Dataset records
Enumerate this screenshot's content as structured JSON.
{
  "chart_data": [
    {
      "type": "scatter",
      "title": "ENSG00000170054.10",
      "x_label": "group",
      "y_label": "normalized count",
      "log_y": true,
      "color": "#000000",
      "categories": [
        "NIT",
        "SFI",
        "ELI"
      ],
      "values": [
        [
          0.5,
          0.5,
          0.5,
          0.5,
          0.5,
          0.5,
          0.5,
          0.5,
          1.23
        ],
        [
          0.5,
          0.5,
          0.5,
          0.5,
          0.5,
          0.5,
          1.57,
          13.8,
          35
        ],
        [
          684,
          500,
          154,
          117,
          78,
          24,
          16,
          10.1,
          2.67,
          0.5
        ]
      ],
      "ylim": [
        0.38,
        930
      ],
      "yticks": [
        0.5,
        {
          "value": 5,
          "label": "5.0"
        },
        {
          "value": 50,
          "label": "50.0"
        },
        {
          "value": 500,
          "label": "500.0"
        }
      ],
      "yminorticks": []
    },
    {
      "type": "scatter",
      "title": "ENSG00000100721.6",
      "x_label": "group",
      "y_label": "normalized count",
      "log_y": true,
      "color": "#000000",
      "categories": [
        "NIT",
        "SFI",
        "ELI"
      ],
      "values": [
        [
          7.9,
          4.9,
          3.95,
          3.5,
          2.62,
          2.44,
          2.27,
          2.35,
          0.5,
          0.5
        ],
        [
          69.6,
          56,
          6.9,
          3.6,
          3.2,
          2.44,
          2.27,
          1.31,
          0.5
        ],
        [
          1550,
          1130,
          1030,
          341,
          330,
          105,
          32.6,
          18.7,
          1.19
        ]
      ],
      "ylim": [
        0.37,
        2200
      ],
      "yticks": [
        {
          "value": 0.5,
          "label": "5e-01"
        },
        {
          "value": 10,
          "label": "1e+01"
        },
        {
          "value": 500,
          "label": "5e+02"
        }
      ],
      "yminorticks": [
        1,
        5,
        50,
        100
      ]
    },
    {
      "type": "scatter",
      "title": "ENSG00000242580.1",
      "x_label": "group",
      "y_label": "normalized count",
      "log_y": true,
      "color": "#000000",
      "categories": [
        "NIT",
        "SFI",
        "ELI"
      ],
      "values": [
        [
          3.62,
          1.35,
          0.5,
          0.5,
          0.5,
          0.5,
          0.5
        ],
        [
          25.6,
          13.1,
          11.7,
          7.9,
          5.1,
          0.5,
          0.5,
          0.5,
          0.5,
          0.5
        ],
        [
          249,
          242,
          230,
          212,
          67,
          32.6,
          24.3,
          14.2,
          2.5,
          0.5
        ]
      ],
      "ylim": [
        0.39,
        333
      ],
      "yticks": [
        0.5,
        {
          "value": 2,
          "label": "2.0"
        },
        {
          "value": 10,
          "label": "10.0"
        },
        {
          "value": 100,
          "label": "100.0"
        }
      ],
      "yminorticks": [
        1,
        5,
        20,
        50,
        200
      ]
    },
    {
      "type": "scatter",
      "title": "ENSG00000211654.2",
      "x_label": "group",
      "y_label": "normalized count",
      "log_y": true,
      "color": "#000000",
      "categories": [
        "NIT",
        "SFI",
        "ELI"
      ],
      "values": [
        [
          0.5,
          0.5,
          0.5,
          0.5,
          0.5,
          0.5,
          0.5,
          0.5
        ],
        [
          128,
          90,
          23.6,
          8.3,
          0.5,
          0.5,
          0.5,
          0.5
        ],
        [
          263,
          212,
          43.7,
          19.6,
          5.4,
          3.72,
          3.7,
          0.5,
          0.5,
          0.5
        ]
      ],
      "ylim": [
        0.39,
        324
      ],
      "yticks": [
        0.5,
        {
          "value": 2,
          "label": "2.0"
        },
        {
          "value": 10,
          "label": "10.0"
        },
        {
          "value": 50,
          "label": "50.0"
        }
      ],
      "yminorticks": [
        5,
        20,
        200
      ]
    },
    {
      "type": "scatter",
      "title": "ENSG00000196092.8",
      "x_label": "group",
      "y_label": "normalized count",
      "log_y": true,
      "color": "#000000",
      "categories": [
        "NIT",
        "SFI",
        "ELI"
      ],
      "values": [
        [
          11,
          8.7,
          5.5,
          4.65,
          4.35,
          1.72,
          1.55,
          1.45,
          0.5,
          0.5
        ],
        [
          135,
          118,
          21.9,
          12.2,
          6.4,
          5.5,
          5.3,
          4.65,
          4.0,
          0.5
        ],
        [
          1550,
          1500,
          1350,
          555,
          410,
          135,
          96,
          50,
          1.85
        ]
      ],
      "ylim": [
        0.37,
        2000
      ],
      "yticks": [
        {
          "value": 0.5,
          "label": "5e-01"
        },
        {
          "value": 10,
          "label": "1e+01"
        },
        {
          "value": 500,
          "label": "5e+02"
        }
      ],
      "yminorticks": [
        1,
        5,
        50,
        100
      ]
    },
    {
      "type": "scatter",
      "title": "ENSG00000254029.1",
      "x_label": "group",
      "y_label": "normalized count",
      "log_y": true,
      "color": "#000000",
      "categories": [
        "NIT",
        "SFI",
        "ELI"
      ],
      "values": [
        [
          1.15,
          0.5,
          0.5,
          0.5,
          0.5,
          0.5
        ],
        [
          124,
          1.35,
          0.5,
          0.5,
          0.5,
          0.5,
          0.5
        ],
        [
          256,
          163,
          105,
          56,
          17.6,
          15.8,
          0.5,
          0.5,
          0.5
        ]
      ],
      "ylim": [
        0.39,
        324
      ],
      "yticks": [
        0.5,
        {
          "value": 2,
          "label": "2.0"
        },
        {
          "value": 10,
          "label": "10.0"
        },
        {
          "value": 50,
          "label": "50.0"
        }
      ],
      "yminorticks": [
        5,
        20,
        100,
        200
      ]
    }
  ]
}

WHAT YOU NEED TO DO
Repeat each of the entries above precisely as given.

ANSWER TO THE EXERCISE
Enumerate this screenshot's content as structured JSON.
{
  "chart_data": [
    {
      "type": "scatter",
      "title": "ENSG00000170054.10",
      "x_label": "group",
      "y_label": "normalized count",
      "log_y": true,
      "color": "#000000",
      "categories": [
        "NIT",
        "SFI",
        "ELI"
      ],
      "values": [
        [
          0.5,
          0.5,
          0.5,
          0.5,
          0.5,
          0.5,
          0.5,
          0.5,
          1.23
        ],
        [
          0.5,
          0.5,
          0.5,
          0.5,
          0.5,
          0.5,
          1.57,
          13.8,
          35
        ],
        [
          684,
          500,
          154,
          117,
          78,
          24,
          16,
          10.1,
          2.67,
          0.5
        ]
      ],
      "ylim": [
        0.38,
        930
      ],
      "yticks": [
        0.5,
        {
          "value": 5,
          "label": "5.0"
        },
        {
          "value": 50,
          "label": "50.0"
        },
        {
          "value": 500,
          "label": "500.0"
        }
      ],
      "yminorticks": []
    },
    {
      "type": "scatter",
      "title": "ENSG00000100721.6",
      "x_label": "group",
      "y_label": "normalized count",
      "log_y": true,
      "color": "#000000",
      "categories": [
        "NIT",
        "SFI",
        "ELI"
      ],
      "values": [
        [
          7.9,
          4.9,
          3.95,
          3.5,
          2.62,
          2.44,
          2.27,
          2.35,
          0.5,
          0.5
        ],
        [
          69.6,
          56,
          6.9,
          3.6,
          3.2,
          2.44,
          2.27,
          1.31,
          0.5
        ],
        [
          1550,
          1130,
          1030,
          341,
          330,
          105,
          32.6,
          18.7,
          1.19
        ]
      ],
      "ylim": [
        0.37,
        2200
      ],
      "yticks": [
        {
          "value": 0.5,
          "label": "5e-01"
        },
        {
          "value": 10,
          "label": "1e+01"
        },
        {
          "value": 500,
          "label": "5e+02"
        }
      ],
      "yminorticks": [
        1,
        5,
        50,
        100
      ]
    },
    {
      "type": "scatter",
      "title": "ENSG00000242580.1",
      "x_label": "group",
      "y_label": "normalized count",
      "log_y": true,
      "color": "#000000",
      "categories": [
        "NIT",
        "SFI",
        "ELI"
      ],
      "values": [
        [
          3.62,
          1.35,
          0.5,
          0.5,
          0.5,
          0.5,
          0.5
        ],
        [
          25.6,
          13.1,
          11.7,
          7.9,
          5.1,
          0.5,
          0.5,
          0.5,
          0.5,
          0.5
        ],
        [
          249,
          242,
          230,
          212,
          67,
          32.6,
          24.3,
          14.2,
          2.5,
          0.5
        ]
      ],
      "ylim": [
        0.39,
        333
      ],
      "yticks": [
        0.5,
        {
          "value": 2,
          "label": "2.0"
        },
        {
          "value": 10,
          "label": "10.0"
        },
        {
          "value": 100,
          "label": "100.0"
        }
      ],
      "yminorticks": [
        1,
        5,
        20,
        50,
        200
      ]
    },
    {
      "type": "scatter",
      "title": "ENSG00000211654.2",
      "x_label": "group",
      "y_label": "normalized count",
      "log_y": true,
      "color": "#000000",
      "categories": [
        "NIT",
        "SFI",
        "ELI"
      ],
      "values": [
        [
          0.5,
          0.5,
          0.5,
          0.5,
          0.5,
          0.5,
          0.5,
          0.5
        ],
        [
          128,
          90,
          23.6,
          8.3,
          0.5,
          0.5,
          0.5,
          0.5
        ],
        [
          263,
          212,
          43.7,
          19.6,
          5.4,
          3.72,
          3.7,
          0.5,
          0.5,
          0.5
        ]
      ],
      "ylim": [
        0.39,
        324
      ],
      "yticks": [
        0.5,
        {
          "value": 2,
          "label": "2.0"
        },
        {
          "value": 10,
          "label": "10.0"
        },
        {
          "value": 50,
          "label": "50.0"
        }
      ],
      "yminorticks": [
        5,
        20,
        200
      ]
    },
    {
      "type": "scatter",
      "title": "ENSG00000196092.8",
      "x_label": "group",
      "y_label": "normalized count",
      "log_y": true,
      "color": "#000000",
      "categories": [
        "NIT",
        "SFI",
        "ELI"
      ],
      "values": [
        [
          11,
          8.7,
          5.5,
          4.65,
          4.35,
          1.72,
          1.55,
          1.45,
          0.5,
          0.5
        ],
        [
          135,
          118,
          21.9,
          12.2,
          6.4,
          5.5,
          5.3,
          4.65,
          4.0,
          0.5
        ],
        [
          1550,
          1500,
          1350,
          555,
          410,
          135,
          96,
          50,
          1.85
        ]
      ],
      "ylim": [
        0.37,
        2000
      ],
      "yticks": [
        {
          "value": 0.5,
          "label": "5e-01"
        },
        {
          "value": 10,
          "label": "1e+01"
        },
        {
          "value": 500,
          "label": "5e+02"
        }
      ],
      "yminorticks": [
        1,
        5,
        50,
        100
      ]
    },
    {
      "type": "scatter",
      "title": "ENSG00000254029.1",
      "x_label": "group",
      "y_label": "normalized count",
      "log_y": true,
      "color": "#000000",
      "categories": [
        "NIT",
        "SFI",
        "ELI"
      ],
      "values": [
        [
          1.15,
          0.5,
          0.5,
          0.5,
          0.5,
          0.5
        ],
        [
          124,
          1.35,
          0.5,
          0.5,
          0.5,
          0.5,
          0.5
        ],
        [
          256,
          163,
          105,
          56,
          17.6,
          15.8,
          0.5,
          0.5,
          0.5
        ]
      ],
      "ylim": [
        0.39,
        324
      ],
      "yticks": [
        0.5,
        {
          "value": 2,
          "label": "2.0"
        },
        {
          "value": 10,
          "label": "10.0"
        },
        {
          "value": 50,
          "label": "50.0"
        }
      ],
      "yminorticks": [
        5,
        20,
        100,
        200
      ]
    }
  ]
}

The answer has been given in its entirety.